==== PROVIDED ENTRIES

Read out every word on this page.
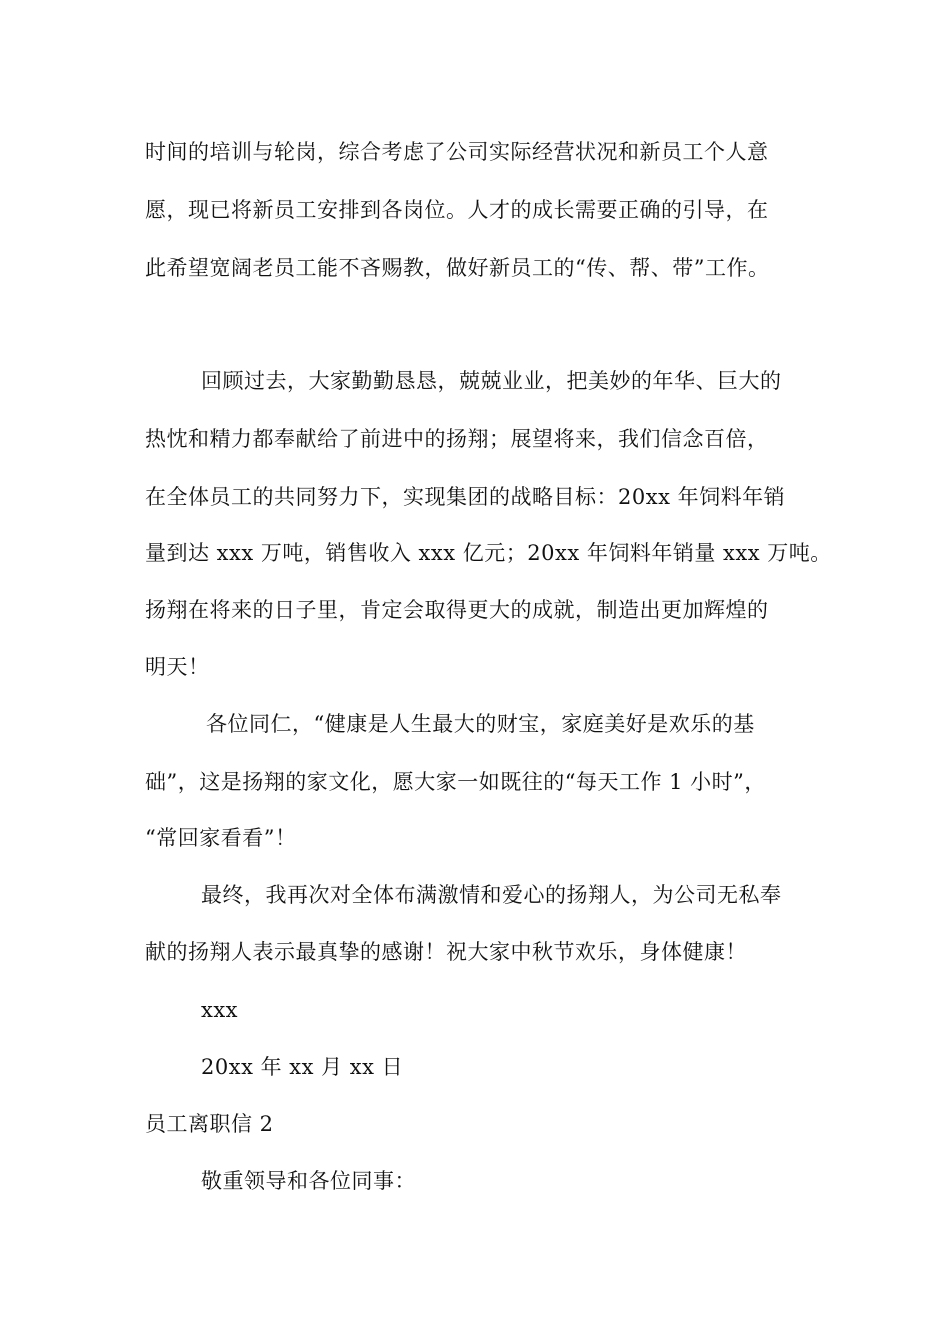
时间的培训与轮岗，综合考虑了公司实际经营状况和新员工个人意
愿，现已将新员工安排到各岗位。人才的成长需要正确的引导，在
此希望宽阔老员工能不吝赐教，做好新员工的“传、帮、带”工作。
回顾过去，大家勤勤恳恳，兢兢业业，把美妙的年华、巨大的
热忱和精力都奉献给了前进中的扬翔；展望将来，我们信念百倍，
在全体员工的共同努力下，实现集团的战略目标：20xx 年饲料年销
量到达 xxx 万吨，销售收入 xxx 亿元；20xx 年饲料年销量 xxx 万吨。
扬翔在将来的日子里，肯定会取得更大的成就，制造出更加辉煌的
明天！
各位同仁，“健康是人生最大的财宝，家庭美好是欢乐的基
础”，这是扬翔的家文化，愿大家一如既往的“每天工作 1 小时”，
“常回家看看”！
最终，我再次对全体布满激情和爱心的扬翔人，为公司无私奉
献的扬翔人表示最真挚的感谢！祝大家中秋节欢乐，身体健康！
xxx
20xx 年 xx 月 xx 日
员工离职信 2
敬重领导和各位同事：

========

• **AIM**: Go through the listing above and quote it exactly, apart from its images.

• **RESPONSE TO THE EXERCISE**:
Read out every word on this page.
时间的培训与轮岗，综合考虑了公司实际经营状况和新员工个人意
愿，现已将新员工安排到各岗位。人才的成长需要正确的引导，在
此希望宽阔老员工能不吝赐教，做好新员工的“传、帮、带”工作。
回顾过去，大家勤勤恳恳，兢兢业业，把美妙的年华、巨大的
热忱和精力都奉献给了前进中的扬翔；展望将来，我们信念百倍，
在全体员工的共同努力下，实现集团的战略目标：20xx 年饲料年销
量到达 xxx 万吨，销售收入 xxx 亿元；20xx 年饲料年销量 xxx 万吨。
扬翔在将来的日子里，肯定会取得更大的成就，制造出更加辉煌的
明天！
各位同仁，“健康是人生最大的财宝，家庭美好是欢乐的基
础”，这是扬翔的家文化，愿大家一如既往的“每天工作 1 小时”，
“常回家看看”！
最终，我再次对全体布满激情和爱心的扬翔人，为公司无私奉
献的扬翔人表示最真挚的感谢！祝大家中秋节欢乐，身体健康！
xxx
20xx 年 xx 月 xx 日
员工离职信 2
敬重领导和各位同事：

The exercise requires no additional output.